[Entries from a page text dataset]

----

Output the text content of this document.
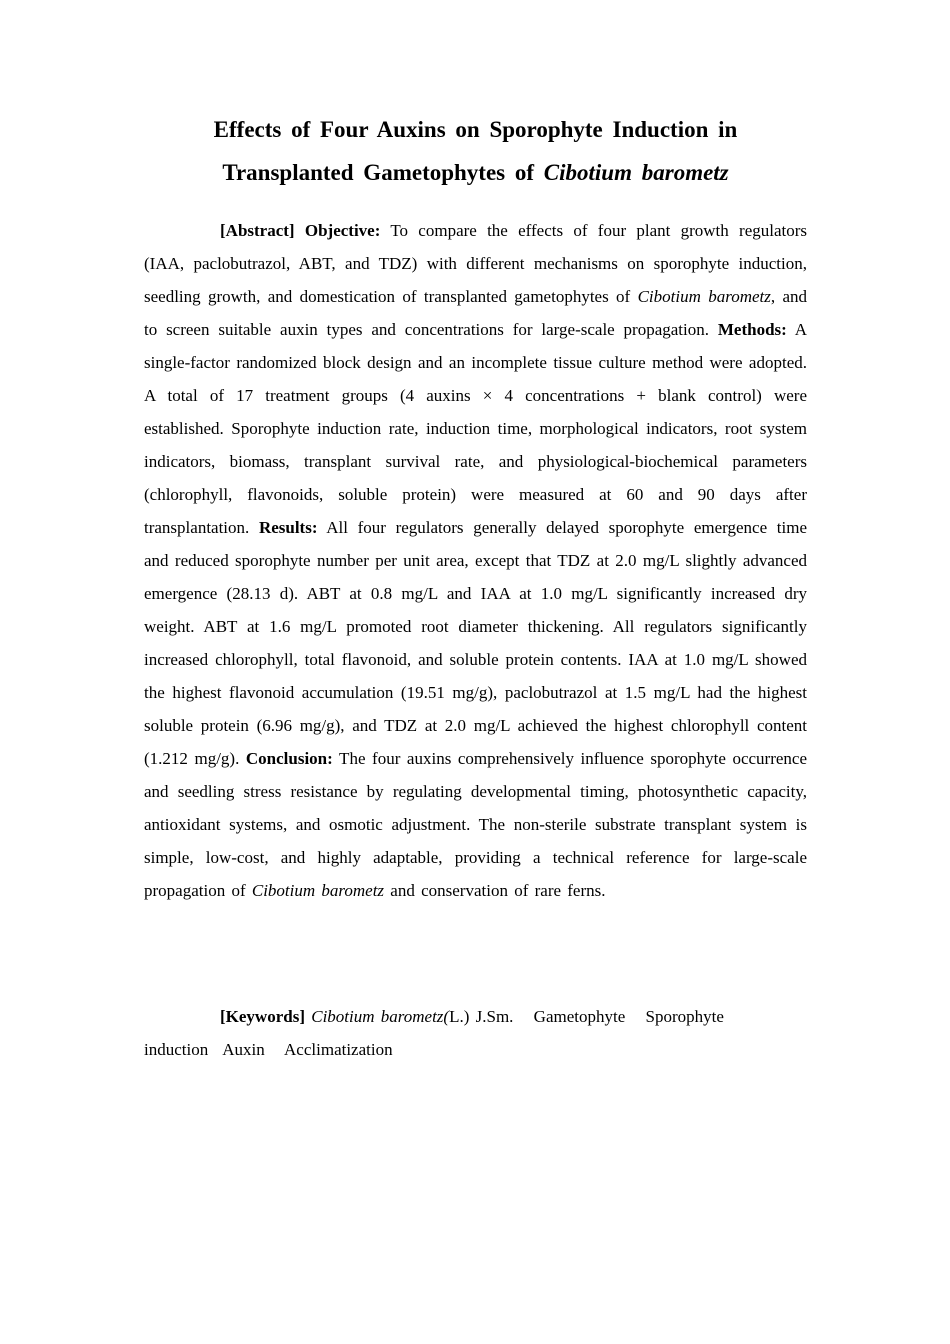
Effects of Four Auxins on Sporophyte Induction in
Transplanted Gametophytes of Cibotium barometz

[Abstract] Objective: To compare the effects of four plant growth regulators (IAA, paclobutrazol, ABT, and TDZ) with different mechanisms on sporophyte induction, seedling growth, and domestication of transplanted gametophytes of Cibotium barometz, and to screen suitable auxin types and concentrations for large-scale propagation. Methods: A single-factor randomized block design and an incomplete tissue culture method were adopted. A total of 17 treatment groups (4 auxins × 4 concentrations + blank control) were established. Sporophyte induction rate, induction time, morphological indicators, root system indicators, biomass, transplant survival rate, and physiological-biochemical parameters (chlorophyll, flavonoids, soluble protein) were measured at 60 and 90 days after transplantation. Results: All four regulators generally delayed sporophyte emergence time and reduced sporophyte number per unit area, except that TDZ at 2.0 mg/L slightly advanced emergence (28.13 d). ABT at 0.8 mg/L and IAA at 1.0 mg/L significantly increased dry weight. ABT at 1.6 mg/L promoted root diameter thickening. All regulators significantly increased chlorophyll, total flavonoid, and soluble protein contents. IAA at 1.0 mg/L showed the highest flavonoid accumulation (19.51 mg/g), paclobutrazol at 1.5 mg/L had the highest soluble protein (6.96 mg/g), and TDZ at 2.0 mg/L achieved the highest chlorophyll content (1.212 mg/g). Conclusion: The four auxins comprehensively influence sporophyte occurrence and seedling stress resistance by regulating developmental timing, photosynthetic capacity, antioxidant systems, and osmotic adjustment. The non-sterile substrate transplant system is simple, low-cost, and highly adaptable, providing a technical reference for large-scale propagation of Cibotium barometz and conservation of rare ferns.

[Keywords] Cibotium barometz(L.) J.Sm. Gametophyte Sporophyte induction Auxin Acclimatization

----

### [Work task]
Write out every line of the entries above exactly, and omit their pictures.

### [Solution for this task]
Output the text content of this document.
Effects of Four Auxins on Sporophyte Induction in
Transplanted Gametophytes of Cibotium barometz

[Abstract] Objective: To compare the effects of four plant growth regulators (IAA, paclobutrazol, ABT, and TDZ) with different mechanisms on sporophyte induction, seedling growth, and domestication of transplanted gametophytes of Cibotium barometz, and to screen suitable auxin types and concentrations for large-scale propagation. Methods: A single-factor randomized block design and an incomplete tissue culture method were adopted. A total of 17 treatment groups (4 auxins × 4 concentrations + blank control) were established. Sporophyte induction rate, induction time, morphological indicators, root system indicators, biomass, transplant survival rate, and physiological-biochemical parameters (chlorophyll, flavonoids, soluble protein) were measured at 60 and 90 days after transplantation. Results: All four regulators generally delayed sporophyte emergence time and reduced sporophyte number per unit area, except that TDZ at 2.0 mg/L slightly advanced emergence (28.13 d). ABT at 0.8 mg/L and IAA at 1.0 mg/L significantly increased dry weight. ABT at 1.6 mg/L promoted root diameter thickening. All regulators significantly increased chlorophyll, total flavonoid, and soluble protein contents. IAA at 1.0 mg/L showed the highest flavonoid accumulation (19.51 mg/g), paclobutrazol at 1.5 mg/L had the highest soluble protein (6.96 mg/g), and TDZ at 2.0 mg/L achieved the highest chlorophyll content (1.212 mg/g). Conclusion: The four auxins comprehensively influence sporophyte occurrence and seedling stress resistance by regulating developmental timing, photosynthetic capacity, antioxidant systems, and osmotic adjustment. The non-sterile substrate transplant system is simple, low-cost, and highly adaptable, providing a technical reference for large-scale propagation of Cibotium barometz and conservation of rare ferns.

[Keywords] Cibotium barometz(L.) J.Sm. Gametophyte Sporophyte induction Auxin Acclimatization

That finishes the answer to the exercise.